▸ The exercise: Scan the data beneath this task and copy each line that includes "eğer".

(Data extracted from a collection)
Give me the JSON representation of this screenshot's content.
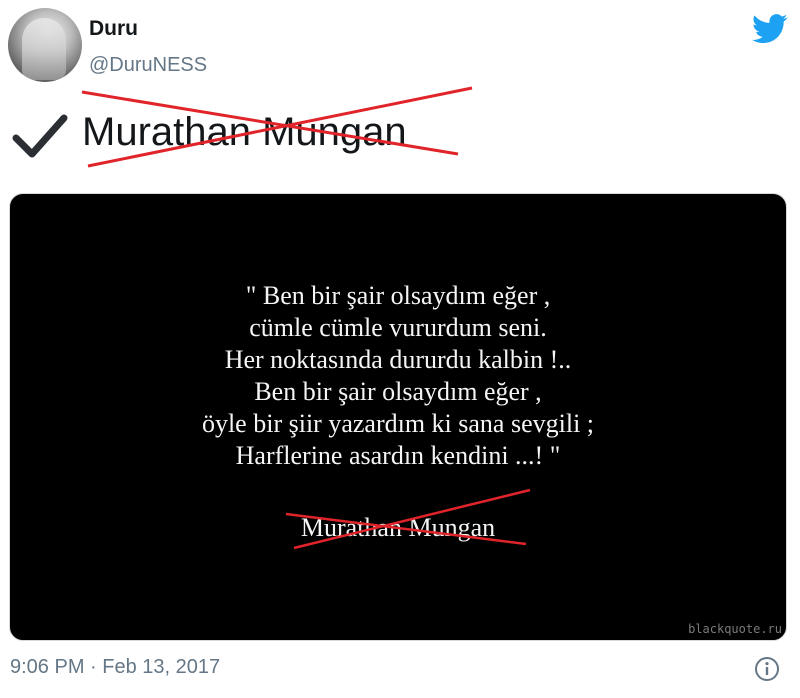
{
  "user": {
    "name": "Duru",
    "handle": "@DuruNESS"
  },
  "tweet": {
    "check_glyph": "✓",
    "text": "Murathan Mungan",
    "strikethrough_color": "#e0242a"
  },
  "media": {
    "quote_lines": [
      "\" Ben bir şair olsaydım eğer ,",
      "cümle cümle vururdum seni.",
      "Her noktasında dururdu kalbin !..",
      "Ben bir şair olsaydım eğer ,",
      "öyle bir şiir yazardım ki sana sevgili ;",
      "Harflerine asardın kendini ...! \""
    ],
    "author": "Murathan Mungan",
    "watermark": "blackquote.ru"
  },
  "footer": {
    "timestamp": "9:06 PM · Feb 13, 2017"
  },
  "icons": {
    "brand": "twitter-bird-icon",
    "info": "info-icon",
    "check": "check-icon"
  },
  "colors": {
    "twitter_blue": "#1da1f2",
    "secondary_text": "#657786",
    "cross_red": "#e0242a"
  }
}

▸ Complete response:
      "\" Ben bir şair olsaydım eğer ,",
      "Ben bir şair olsaydım eğer ,",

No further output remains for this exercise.